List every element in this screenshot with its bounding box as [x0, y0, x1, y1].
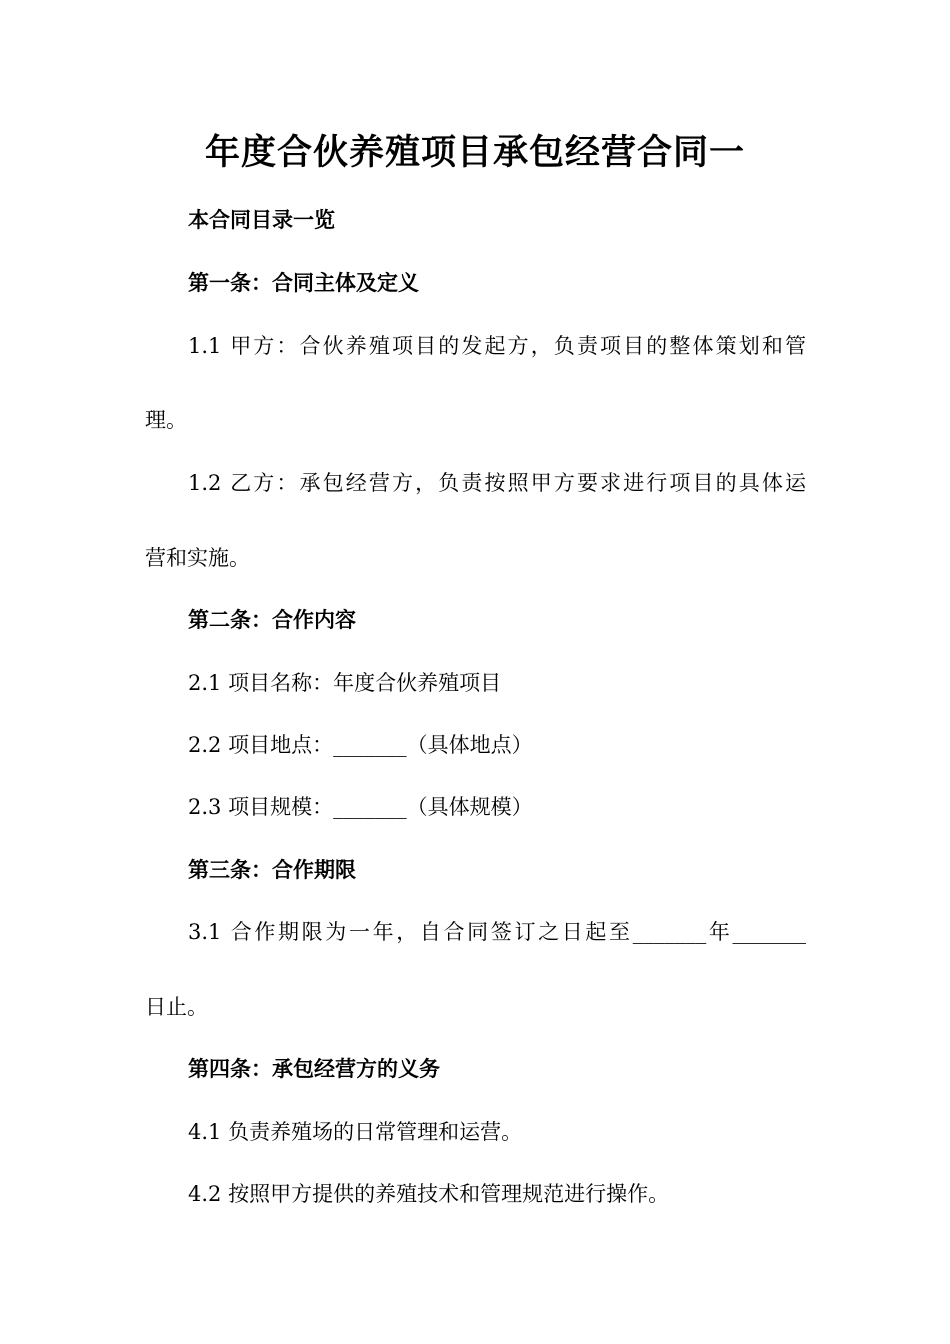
clause-text: 3.1 合作期限为一年，自合同签订之日起至_______年_______ [188, 920, 806, 944]
section-heading: 第四条：承包经营方的义务 [188, 1057, 440, 1081]
section-heading: 第二条：合作内容 [188, 608, 356, 632]
toc-heading: 本合同目录一览 [188, 208, 335, 232]
clause-continuation: 营和实施。 [145, 546, 250, 570]
clause-text: 4.2 按照甲方提供的养殖技术和管理规范进行操作。 [188, 1182, 670, 1206]
section-heading: 第三条：合作期限 [188, 858, 356, 882]
clause-text: 2.1 项目名称：年度合伙养殖项目 [188, 671, 502, 695]
clause-text: 4.1 负责养殖场的日常管理和运营。 [188, 1120, 523, 1144]
clause-text: 1.2 乙方：承包经营方，负责按照甲方要求进行项目的具体运 [188, 471, 806, 495]
clause-text: 2.3 项目规模：_______（具体规模） [188, 795, 533, 819]
section-heading: 第一条：合同主体及定义 [188, 271, 419, 295]
document-title: 年度合伙养殖项目承包经营合同一 [204, 133, 745, 173]
clause-text: 1.1 甲方：合伙养殖项目的发起方，负责项目的整体策划和管 [188, 334, 806, 358]
clause-text: 2.2 项目地点：_______（具体地点） [188, 733, 533, 757]
clause-continuation: 理。 [145, 408, 187, 432]
clause-continuation: 日止。 [145, 995, 208, 1019]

___

▶ [WHAT IS REQUIRED]: Could you copy all of the lines above verbatim, leaving out the picture?

▶ [RESULT FOR THIS EXERCISE]:
List every element in this screenshot with its bounding box as [x0, y0, x1, y1].
clause-text: 3.1 合作期限为一年，自合同签订之日起至_______年_______ [188, 920, 806, 944]
section-heading: 第四条：承包经营方的义务 [188, 1057, 440, 1081]
section-heading: 第二条：合作内容 [188, 608, 356, 632]
toc-heading: 本合同目录一览 [188, 208, 335, 232]
clause-continuation: 营和实施。 [145, 546, 250, 570]
clause-text: 4.2 按照甲方提供的养殖技术和管理规范进行操作。 [188, 1182, 670, 1206]
section-heading: 第三条：合作期限 [188, 858, 356, 882]
clause-text: 2.1 项目名称：年度合伙养殖项目 [188, 671, 502, 695]
clause-text: 4.1 负责养殖场的日常管理和运营。 [188, 1120, 523, 1144]
clause-text: 1.2 乙方：承包经营方，负责按照甲方要求进行项目的具体运 [188, 471, 806, 495]
clause-text: 2.3 项目规模：_______（具体规模） [188, 795, 533, 819]
section-heading: 第一条：合同主体及定义 [188, 271, 419, 295]
document-title: 年度合伙养殖项目承包经营合同一 [204, 133, 745, 173]
clause-text: 1.1 甲方：合伙养殖项目的发起方，负责项目的整体策划和管 [188, 334, 806, 358]
clause-text: 2.2 项目地点：_______（具体地点） [188, 733, 533, 757]
clause-continuation: 理。 [145, 408, 187, 432]
clause-continuation: 日止。 [145, 995, 208, 1019]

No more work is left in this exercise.